_REQUIREMENTS:_ Rewrite the records below, swapping each occurrence of "report-row" for "report-entry" and keeping everything else unchanged.

_TASK INPUTS:_
· · · · · · ·

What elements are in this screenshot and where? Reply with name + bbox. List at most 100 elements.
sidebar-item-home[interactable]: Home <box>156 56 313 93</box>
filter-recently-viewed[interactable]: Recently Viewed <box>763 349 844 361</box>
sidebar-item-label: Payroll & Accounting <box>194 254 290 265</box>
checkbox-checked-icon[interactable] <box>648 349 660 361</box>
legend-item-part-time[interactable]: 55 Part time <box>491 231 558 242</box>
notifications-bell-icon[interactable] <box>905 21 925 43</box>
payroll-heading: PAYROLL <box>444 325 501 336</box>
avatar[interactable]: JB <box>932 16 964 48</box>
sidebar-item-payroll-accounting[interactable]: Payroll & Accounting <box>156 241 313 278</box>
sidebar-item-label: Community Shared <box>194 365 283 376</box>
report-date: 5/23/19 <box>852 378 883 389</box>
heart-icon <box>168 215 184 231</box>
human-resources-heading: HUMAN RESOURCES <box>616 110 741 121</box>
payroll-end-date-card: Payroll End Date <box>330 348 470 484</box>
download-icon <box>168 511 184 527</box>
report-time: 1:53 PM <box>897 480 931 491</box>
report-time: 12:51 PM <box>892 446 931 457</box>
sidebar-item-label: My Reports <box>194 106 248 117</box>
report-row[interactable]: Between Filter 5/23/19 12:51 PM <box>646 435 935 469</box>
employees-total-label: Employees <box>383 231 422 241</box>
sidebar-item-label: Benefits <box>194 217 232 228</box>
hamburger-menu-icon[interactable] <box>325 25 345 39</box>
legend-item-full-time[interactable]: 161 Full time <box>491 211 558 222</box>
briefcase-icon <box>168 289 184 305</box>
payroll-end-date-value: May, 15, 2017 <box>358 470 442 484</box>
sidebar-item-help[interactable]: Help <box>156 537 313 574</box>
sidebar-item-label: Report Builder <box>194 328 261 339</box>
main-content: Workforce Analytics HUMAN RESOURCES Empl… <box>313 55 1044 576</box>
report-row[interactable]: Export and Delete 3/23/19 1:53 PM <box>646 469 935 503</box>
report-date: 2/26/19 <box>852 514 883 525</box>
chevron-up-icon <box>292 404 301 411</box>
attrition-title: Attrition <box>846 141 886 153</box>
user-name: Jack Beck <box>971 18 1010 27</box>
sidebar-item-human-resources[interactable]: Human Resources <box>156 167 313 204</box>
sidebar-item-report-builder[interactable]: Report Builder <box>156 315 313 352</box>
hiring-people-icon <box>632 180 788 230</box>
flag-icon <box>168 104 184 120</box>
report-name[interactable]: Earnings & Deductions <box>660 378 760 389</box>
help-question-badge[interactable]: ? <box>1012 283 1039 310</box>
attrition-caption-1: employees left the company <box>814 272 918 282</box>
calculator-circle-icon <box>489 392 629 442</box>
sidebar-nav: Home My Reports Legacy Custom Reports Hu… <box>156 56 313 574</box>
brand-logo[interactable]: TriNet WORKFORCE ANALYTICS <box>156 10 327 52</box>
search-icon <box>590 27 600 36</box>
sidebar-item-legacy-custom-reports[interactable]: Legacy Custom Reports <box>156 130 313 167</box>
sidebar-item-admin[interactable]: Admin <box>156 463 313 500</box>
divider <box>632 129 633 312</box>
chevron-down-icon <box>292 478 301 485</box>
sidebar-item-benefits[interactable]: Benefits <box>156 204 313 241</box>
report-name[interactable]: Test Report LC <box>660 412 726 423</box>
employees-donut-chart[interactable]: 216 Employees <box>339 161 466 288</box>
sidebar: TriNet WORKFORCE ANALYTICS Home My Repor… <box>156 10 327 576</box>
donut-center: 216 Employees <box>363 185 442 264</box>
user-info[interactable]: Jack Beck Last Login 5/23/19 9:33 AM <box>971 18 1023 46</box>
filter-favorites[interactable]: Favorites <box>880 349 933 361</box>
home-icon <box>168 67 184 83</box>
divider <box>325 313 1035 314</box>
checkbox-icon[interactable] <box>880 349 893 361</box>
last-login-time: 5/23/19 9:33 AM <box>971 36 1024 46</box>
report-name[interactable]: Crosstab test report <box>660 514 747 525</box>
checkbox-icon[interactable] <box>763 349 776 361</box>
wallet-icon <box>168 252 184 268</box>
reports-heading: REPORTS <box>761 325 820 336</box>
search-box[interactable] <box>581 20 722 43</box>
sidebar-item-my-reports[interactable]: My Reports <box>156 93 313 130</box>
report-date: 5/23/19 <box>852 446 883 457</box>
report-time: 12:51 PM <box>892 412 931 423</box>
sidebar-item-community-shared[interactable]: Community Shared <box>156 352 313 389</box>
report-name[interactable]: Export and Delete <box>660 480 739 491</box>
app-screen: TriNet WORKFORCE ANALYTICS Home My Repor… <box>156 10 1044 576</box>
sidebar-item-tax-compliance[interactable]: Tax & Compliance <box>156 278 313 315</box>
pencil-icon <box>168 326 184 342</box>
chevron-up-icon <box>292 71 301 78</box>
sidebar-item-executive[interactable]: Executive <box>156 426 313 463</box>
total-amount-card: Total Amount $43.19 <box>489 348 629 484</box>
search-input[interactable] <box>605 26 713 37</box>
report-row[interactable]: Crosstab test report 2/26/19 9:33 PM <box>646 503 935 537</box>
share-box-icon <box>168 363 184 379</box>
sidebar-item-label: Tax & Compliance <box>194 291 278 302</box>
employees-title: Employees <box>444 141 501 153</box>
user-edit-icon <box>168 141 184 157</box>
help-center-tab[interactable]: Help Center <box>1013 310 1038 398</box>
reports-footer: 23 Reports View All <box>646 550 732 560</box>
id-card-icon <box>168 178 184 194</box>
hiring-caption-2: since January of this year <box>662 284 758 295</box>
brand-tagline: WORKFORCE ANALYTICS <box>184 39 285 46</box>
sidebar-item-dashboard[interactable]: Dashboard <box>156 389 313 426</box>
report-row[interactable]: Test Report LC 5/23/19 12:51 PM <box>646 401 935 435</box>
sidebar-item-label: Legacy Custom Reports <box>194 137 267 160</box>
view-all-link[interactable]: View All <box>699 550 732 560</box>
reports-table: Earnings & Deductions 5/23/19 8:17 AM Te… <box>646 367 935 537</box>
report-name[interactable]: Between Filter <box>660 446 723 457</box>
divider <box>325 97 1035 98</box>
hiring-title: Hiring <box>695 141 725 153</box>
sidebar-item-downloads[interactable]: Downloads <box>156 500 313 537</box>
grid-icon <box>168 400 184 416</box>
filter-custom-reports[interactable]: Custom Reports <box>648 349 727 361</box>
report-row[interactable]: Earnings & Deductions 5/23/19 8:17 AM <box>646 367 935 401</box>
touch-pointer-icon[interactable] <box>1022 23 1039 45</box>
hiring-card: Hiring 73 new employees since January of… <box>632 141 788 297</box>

· · · · · · ·

_SOLUTION TO THIS EXERCISE:_
What elements are in this screenshot and where? Reply with name + bbox. List at most 100 elements.
sidebar-item-home[interactable]: Home <box>156 56 313 93</box>
filter-recently-viewed[interactable]: Recently Viewed <box>763 349 844 361</box>
sidebar-item-label: Payroll & Accounting <box>194 254 290 265</box>
checkbox-checked-icon[interactable] <box>648 349 660 361</box>
legend-item-part-time[interactable]: 55 Part time <box>491 231 558 242</box>
notifications-bell-icon[interactable] <box>905 21 925 43</box>
payroll-heading: PAYROLL <box>444 325 501 336</box>
avatar[interactable]: JB <box>932 16 964 48</box>
sidebar-item-payroll-accounting[interactable]: Payroll & Accounting <box>156 241 313 278</box>
sidebar-item-label: Community Shared <box>194 365 283 376</box>
report-date: 5/23/19 <box>852 378 883 389</box>
heart-icon <box>168 215 184 231</box>
human-resources-heading: HUMAN RESOURCES <box>616 110 741 121</box>
payroll-end-date-card: Payroll End Date <box>330 348 470 484</box>
download-icon <box>168 511 184 527</box>
report-time: 1:53 PM <box>897 480 931 491</box>
report-time: 12:51 PM <box>892 446 931 457</box>
sidebar-item-label: My Reports <box>194 106 248 117</box>
report-entry[interactable]: Between Filter 5/23/19 12:51 PM <box>646 435 935 469</box>
employees-total-label: Employees <box>383 231 422 241</box>
sidebar-item-label: Benefits <box>194 217 232 228</box>
hamburger-menu-icon[interactable] <box>325 25 345 39</box>
legend-item-full-time[interactable]: 161 Full time <box>491 211 558 222</box>
briefcase-icon <box>168 289 184 305</box>
payroll-end-date-value: May, 15, 2017 <box>358 470 442 484</box>
sidebar-item-help[interactable]: Help <box>156 537 313 574</box>
sidebar-item-label: Report Builder <box>194 328 261 339</box>
main-content: Workforce Analytics HUMAN RESOURCES Empl… <box>313 55 1044 576</box>
report-entry[interactable]: Export and Delete 3/23/19 1:53 PM <box>646 469 935 503</box>
report-date: 2/26/19 <box>852 514 883 525</box>
chevron-up-icon <box>292 404 301 411</box>
attrition-title: Attrition <box>846 141 886 153</box>
user-name: Jack Beck <box>971 18 1010 27</box>
sidebar-item-human-resources[interactable]: Human Resources <box>156 167 313 204</box>
sidebar-item-report-builder[interactable]: Report Builder <box>156 315 313 352</box>
hiring-people-icon <box>632 180 788 230</box>
flag-icon <box>168 104 184 120</box>
report-name[interactable]: Earnings & Deductions <box>660 378 760 389</box>
help-question-badge[interactable]: ? <box>1012 283 1039 310</box>
attrition-caption-1: employees left the company <box>814 272 918 282</box>
calculator-circle-icon <box>489 392 629 442</box>
sidebar-nav: Home My Reports Legacy Custom Reports Hu… <box>156 56 313 574</box>
brand-logo[interactable]: TriNet WORKFORCE ANALYTICS <box>156 10 327 52</box>
search-icon <box>590 27 600 36</box>
sidebar-item-legacy-custom-reports[interactable]: Legacy Custom Reports <box>156 130 313 167</box>
sidebar-item-admin[interactable]: Admin <box>156 463 313 500</box>
divider <box>632 129 633 312</box>
chevron-down-icon <box>292 478 301 485</box>
sidebar-item-benefits[interactable]: Benefits <box>156 204 313 241</box>
report-name[interactable]: Test Report LC <box>660 412 726 423</box>
employees-donut-chart[interactable]: 216 Employees <box>339 161 466 288</box>
sidebar: TriNet WORKFORCE ANALYTICS Home My Repor… <box>156 10 327 576</box>
donut-center: 216 Employees <box>363 185 442 264</box>
user-info[interactable]: Jack Beck Last Login 5/23/19 9:33 AM <box>971 18 1023 46</box>
filter-favorites[interactable]: Favorites <box>880 349 933 361</box>
home-icon <box>168 67 184 83</box>
divider <box>325 313 1035 314</box>
checkbox-icon[interactable] <box>880 349 893 361</box>
last-login-time: 5/23/19 9:33 AM <box>971 36 1024 46</box>
report-name[interactable]: Crosstab test report <box>660 514 747 525</box>
checkbox-icon[interactable] <box>763 349 776 361</box>
wallet-icon <box>168 252 184 268</box>
reports-heading: REPORTS <box>761 325 820 336</box>
search-box[interactable] <box>581 20 722 43</box>
sidebar-item-my-reports[interactable]: My Reports <box>156 93 313 130</box>
report-date: 5/23/19 <box>852 446 883 457</box>
report-time: 12:51 PM <box>892 412 931 423</box>
sidebar-item-community-shared[interactable]: Community Shared <box>156 352 313 389</box>
report-name[interactable]: Export and Delete <box>660 480 739 491</box>
app-screen: TriNet WORKFORCE ANALYTICS Home My Repor… <box>156 10 1044 576</box>
sidebar-item-tax-compliance[interactable]: Tax & Compliance <box>156 278 313 315</box>
pencil-icon <box>168 326 184 342</box>
chevron-up-icon <box>292 71 301 78</box>
sidebar-item-executive[interactable]: Executive <box>156 426 313 463</box>
total-amount-card: Total Amount $43.19 <box>489 348 629 484</box>
search-input[interactable] <box>605 26 713 37</box>
report-entry[interactable]: Crosstab test report 2/26/19 9:33 PM <box>646 503 935 537</box>
share-box-icon <box>168 363 184 379</box>
sidebar-item-label: Tax & Compliance <box>194 291 278 302</box>
employees-title: Employees <box>444 141 501 153</box>
user-edit-icon <box>168 141 184 157</box>
help-center-tab[interactable]: Help Center <box>1013 310 1038 398</box>
reports-footer: 23 Reports View All <box>646 550 732 560</box>
id-card-icon <box>168 178 184 194</box>
hiring-caption-2: since January of this year <box>662 284 758 295</box>
brand-tagline: WORKFORCE ANALYTICS <box>184 39 285 46</box>
sidebar-item-dashboard[interactable]: Dashboard <box>156 389 313 426</box>
report-entry[interactable]: Test Report LC 5/23/19 12:51 PM <box>646 401 935 435</box>
sidebar-item-label: Legacy Custom Reports <box>194 137 267 160</box>
view-all-link[interactable]: View All <box>699 550 732 560</box>
reports-table: Earnings & Deductions 5/23/19 8:17 AM Te… <box>646 367 935 537</box>
report-name[interactable]: Between Filter <box>660 446 723 457</box>
divider <box>325 97 1035 98</box>
hiring-title: Hiring <box>695 141 725 153</box>
sidebar-item-downloads[interactable]: Downloads <box>156 500 313 537</box>
grid-icon <box>168 400 184 416</box>
filter-custom-reports[interactable]: Custom Reports <box>648 349 727 361</box>
report-entry[interactable]: Earnings & Deductions 5/23/19 8:17 AM <box>646 367 935 401</box>
touch-pointer-icon[interactable] <box>1022 23 1039 45</box>
hiring-card: Hiring 73 new employees since January of… <box>632 141 788 297</box>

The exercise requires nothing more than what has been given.